**PROBLEM TO WORK ON**:
Skip the pictures and repeat each line of the data exactly.
——
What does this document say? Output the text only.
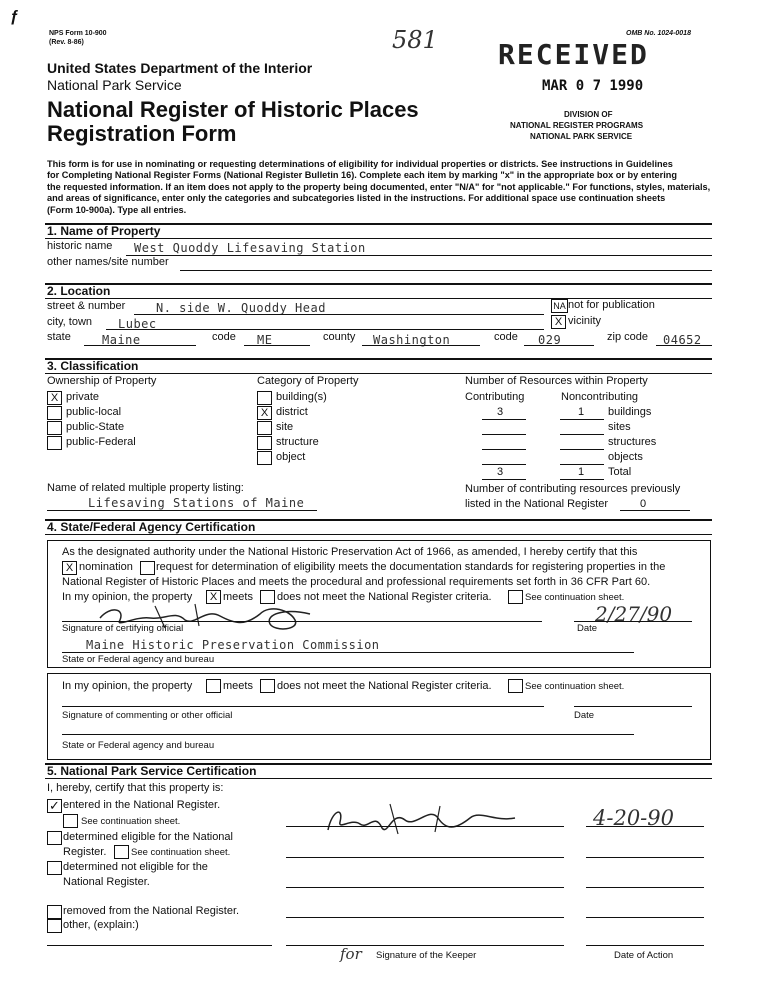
ƒ
NPS Form 10-900
(Rev. 8-86)	581	OMB No. 1024-0018
United States Department of the Interior
National Park Service
National Register of Historic Places
Registration Form
RECEIVED
MAR 0 7 1990
DIVISION OF
NATIONAL REGISTER PROGRAMS
NATIONAL PARK SERVICE
This form is for use in nominating or requesting determinations of eligibility for individual properties or districts. See instructions in Guidelines
for Completing National Register Forms (National Register Bulletin 16). Complete each item by marking "x" in the appropriate box or by entering
the requested information. If an item does not apply to the property being documented, enter "N/A" for "not applicable." For functions, styles, materials,
and areas of significance, enter only the categories and subcategories listed in the instructions. For additional space use continuation sheets
(Form 10-900a). Type all entries.
1. Name of Property
historic name West Quoddy Lifesaving Station
other names/site number
2. Location
street & number	N. side W. Quoddy Head	NA not for publication
city, town Lubec	X vicinity
state	Maine	code ME	county Washington	code 029	zip code 04652
3. Classification
Ownership of Property
X private
public-local
public-State
public-Federal
Category of Property
building(s)
X district
site
structure
object
Number of Resources within Property
Contributing	Noncontributing
3	1 buildings
sites
structures
objects
3	1 Total
Name of related multiple property listing:
Lifesaving Stations of Maine
Number of contributing resources previously
listed in the National Register	0
4. State/Federal Agency Certification
As the designated authority under the National Historic Preservation Act of 1966, as amended, I hereby certify that this
X nomination request for determination of eligibility meets the documentation standards for registering properties in the
National Register of Historic Places and meets the procedural and professional requirements set forth in 36 CFR Part 60.
In my opinion, the property	X meets does not meet the National Register criteria.	See continuation sheet.
Signature of certifying official
2/27/90
Date
Maine Historic Preservation Commission
State or Federal agency and bureau
In my opinion, the property	meets does not meet the National Register criteria.	See continuation sheet.
Signature of commenting or other official	Date
State or Federal agency and bureau
5. National Park Service Certification
I, hereby, certify that this property is:
✓ entered in the National Register.
See continuation sheet.
determined eligible for the National
Register.	See continuation sheet.
determined not eligible for the
National Register.
removed from the National Register.
other, (explain:)
4-20-90
for Signature of the Keeper	Date of Action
——
**COMPLETE ANSWER**:
What does this document say? Output the text only.
ƒ
NPS Form 10-900
(Rev. 8-86)	581	OMB No. 1024-0018
United States Department of the Interior
National Park Service
National Register of Historic Places
Registration Form
RECEIVED
MAR 0 7 1990
DIVISION OF
NATIONAL REGISTER PROGRAMS
NATIONAL PARK SERVICE
This form is for use in nominating or requesting determinations of eligibility for individual properties or districts. See instructions in Guidelines
for Completing National Register Forms (National Register Bulletin 16). Complete each item by marking "x" in the appropriate box or by entering
the requested information. If an item does not apply to the property being documented, enter "N/A" for "not applicable." For functions, styles, materials,
and areas of significance, enter only the categories and subcategories listed in the instructions. For additional space use continuation sheets
(Form 10-900a). Type all entries.
1. Name of Property
historic name West Quoddy Lifesaving Station
other names/site number
2. Location
street & number	N. side W. Quoddy Head	NA not for publication
city, town Lubec	X vicinity
state	Maine	code ME	county Washington	code 029	zip code 04652
3. Classification
Ownership of Property
X private
public-local
public-State
public-Federal
Category of Property
building(s)
X district
site
structure
object
Number of Resources within Property
Contributing	Noncontributing
3	1 buildings
sites
structures
objects
3	1 Total
Name of related multiple property listing:
Lifesaving Stations of Maine
Number of contributing resources previously
listed in the National Register	0
4. State/Federal Agency Certification
As the designated authority under the National Historic Preservation Act of 1966, as amended, I hereby certify that this
X nomination request for determination of eligibility meets the documentation standards for registering properties in the
National Register of Historic Places and meets the procedural and professional requirements set forth in 36 CFR Part 60.
In my opinion, the property	X meets does not meet the National Register criteria.	See continuation sheet.
Signature of certifying official
2/27/90
Date
Maine Historic Preservation Commission
State or Federal agency and bureau
In my opinion, the property	meets does not meet the National Register criteria.	See continuation sheet.
Signature of commenting or other official	Date
State or Federal agency and bureau
5. National Park Service Certification
I, hereby, certify that this property is:
✓ entered in the National Register.
See continuation sheet.
determined eligible for the National
Register.	See continuation sheet.
determined not eligible for the
National Register.
removed from the National Register.
other, (explain:)
4-20-90
for Signature of the Keeper	Date of Action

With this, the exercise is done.